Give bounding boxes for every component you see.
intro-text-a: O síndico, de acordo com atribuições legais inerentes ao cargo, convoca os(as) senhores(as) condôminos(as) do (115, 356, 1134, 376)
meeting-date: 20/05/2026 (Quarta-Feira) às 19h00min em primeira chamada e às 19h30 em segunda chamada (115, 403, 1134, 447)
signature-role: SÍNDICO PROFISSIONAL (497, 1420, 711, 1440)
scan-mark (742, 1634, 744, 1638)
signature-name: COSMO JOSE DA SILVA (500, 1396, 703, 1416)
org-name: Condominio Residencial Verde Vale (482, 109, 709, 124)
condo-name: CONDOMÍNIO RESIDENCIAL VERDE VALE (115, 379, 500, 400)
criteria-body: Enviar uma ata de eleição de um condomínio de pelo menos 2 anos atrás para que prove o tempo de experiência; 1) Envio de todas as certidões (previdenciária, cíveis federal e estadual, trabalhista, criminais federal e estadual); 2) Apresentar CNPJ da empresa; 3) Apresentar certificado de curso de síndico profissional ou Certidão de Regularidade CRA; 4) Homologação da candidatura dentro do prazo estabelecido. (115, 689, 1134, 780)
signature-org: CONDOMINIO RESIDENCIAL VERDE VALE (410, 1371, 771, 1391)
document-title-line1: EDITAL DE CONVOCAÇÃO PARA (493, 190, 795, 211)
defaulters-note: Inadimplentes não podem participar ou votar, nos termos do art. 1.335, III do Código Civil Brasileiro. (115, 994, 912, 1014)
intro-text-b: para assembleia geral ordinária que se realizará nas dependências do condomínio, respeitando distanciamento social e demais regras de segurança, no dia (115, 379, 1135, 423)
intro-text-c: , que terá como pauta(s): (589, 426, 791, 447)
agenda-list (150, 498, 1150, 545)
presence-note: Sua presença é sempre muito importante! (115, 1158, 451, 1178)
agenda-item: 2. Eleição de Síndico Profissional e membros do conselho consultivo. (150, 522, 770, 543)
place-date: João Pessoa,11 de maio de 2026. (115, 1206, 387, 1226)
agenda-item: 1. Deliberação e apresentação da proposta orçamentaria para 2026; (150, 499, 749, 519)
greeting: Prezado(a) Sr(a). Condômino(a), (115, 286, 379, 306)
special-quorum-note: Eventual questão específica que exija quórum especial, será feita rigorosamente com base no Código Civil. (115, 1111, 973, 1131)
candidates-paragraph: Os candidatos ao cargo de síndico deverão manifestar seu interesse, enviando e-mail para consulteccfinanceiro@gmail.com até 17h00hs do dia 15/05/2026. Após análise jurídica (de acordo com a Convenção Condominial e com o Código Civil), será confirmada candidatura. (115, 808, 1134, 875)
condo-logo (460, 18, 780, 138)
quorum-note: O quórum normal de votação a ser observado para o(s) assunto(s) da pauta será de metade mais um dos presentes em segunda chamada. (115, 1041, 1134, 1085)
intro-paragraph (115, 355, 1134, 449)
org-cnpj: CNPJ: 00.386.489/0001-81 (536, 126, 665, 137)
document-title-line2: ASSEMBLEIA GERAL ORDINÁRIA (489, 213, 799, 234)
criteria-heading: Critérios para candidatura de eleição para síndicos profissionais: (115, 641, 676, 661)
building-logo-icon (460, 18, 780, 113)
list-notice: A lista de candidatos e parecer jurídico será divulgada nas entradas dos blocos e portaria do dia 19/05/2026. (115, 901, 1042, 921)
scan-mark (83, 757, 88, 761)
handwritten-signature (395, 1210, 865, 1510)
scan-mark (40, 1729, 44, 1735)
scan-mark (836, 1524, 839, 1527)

..........

■ WHAT IS REQUIRED:
Reproduce all of the material above line for line, changing no character.

■ WORKED ANSWER:
Give bounding boxes for every component you see.
intro-text-a: O síndico, de acordo com atribuições legais inerentes ao cargo, convoca os(as) senhores(as) condôminos(as) do (115, 356, 1134, 376)
meeting-date: 20/05/2026 (Quarta-Feira) às 19h00min em primeira chamada e às 19h30 em segunda chamada (115, 403, 1134, 447)
signature-role: SÍNDICO PROFISSIONAL (497, 1420, 711, 1440)
scan-mark (742, 1634, 744, 1638)
signature-name: COSMO JOSE DA SILVA (500, 1396, 703, 1416)
org-name: Condominio Residencial Verde Vale (482, 109, 709, 124)
condo-name: CONDOMÍNIO RESIDENCIAL VERDE VALE (115, 379, 500, 400)
criteria-body: Enviar uma ata de eleição de um condomínio de pelo menos 2 anos atrás para que prove o tempo de experiência; 1) Envio de todas as certidões (previdenciária, cíveis federal e estadual, trabalhista, criminais federal e estadual); 2) Apresentar CNPJ da empresa; 3) Apresentar certificado de curso de síndico profissional ou Certidão de Regularidade CRA; 4) Homologação da candidatura dentro do prazo estabelecido. (115, 689, 1134, 780)
signature-org: CONDOMINIO RESIDENCIAL VERDE VALE (410, 1371, 771, 1391)
document-title-line1: EDITAL DE CONVOCAÇÃO PARA (493, 190, 795, 211)
defaulters-note: Inadimplentes não podem participar ou votar, nos termos do art. 1.335, III do Código Civil Brasileiro. (115, 994, 912, 1014)
intro-text-b: para assembleia geral ordinária que se realizará nas dependências do condomínio, respeitando distanciamento social e demais regras de segurança, no dia (115, 379, 1135, 423)
intro-text-c: , que terá como pauta(s): (589, 426, 791, 447)
agenda-list (150, 498, 1150, 545)
presence-note: Sua presença é sempre muito importante! (115, 1158, 451, 1178)
agenda-item: 2. Eleição de Síndico Profissional e membros do conselho consultivo. (150, 522, 770, 543)
place-date: João Pessoa,11 de maio de 2026. (115, 1206, 387, 1226)
agenda-item: 1. Deliberação e apresentação da proposta orçamentaria para 2026; (150, 499, 749, 519)
greeting: Prezado(a) Sr(a). Condômino(a), (115, 286, 379, 306)
special-quorum-note: Eventual questão específica que exija quórum especial, será feita rigorosamente com base no Código Civil. (115, 1111, 973, 1131)
candidates-paragraph: Os candidatos ao cargo de síndico deverão manifestar seu interesse, enviando e-mail para consulteccfinanceiro@gmail.com até 17h00hs do dia 15/05/2026. Após análise jurídica (de acordo com a Convenção Condominial e com o Código Civil), será confirmada candidatura. (115, 808, 1134, 875)
condo-logo (460, 18, 780, 138)
quorum-note: O quórum normal de votação a ser observado para o(s) assunto(s) da pauta será de metade mais um dos presentes em segunda chamada. (115, 1041, 1134, 1085)
intro-paragraph (115, 355, 1134, 449)
org-cnpj: CNPJ: 00.386.489/0001-81 (536, 126, 665, 137)
document-title-line2: ASSEMBLEIA GERAL ORDINÁRIA (489, 213, 799, 234)
criteria-heading: Critérios para candidatura de eleição para síndicos profissionais: (115, 641, 676, 661)
building-logo-icon (460, 18, 780, 113)
list-notice: A lista de candidatos e parecer jurídico será divulgada nas entradas dos blocos e portaria do dia 19/05/2026. (115, 901, 1042, 921)
scan-mark (83, 757, 88, 761)
handwritten-signature (395, 1210, 865, 1510)
scan-mark (40, 1729, 44, 1735)
scan-mark (836, 1524, 839, 1527)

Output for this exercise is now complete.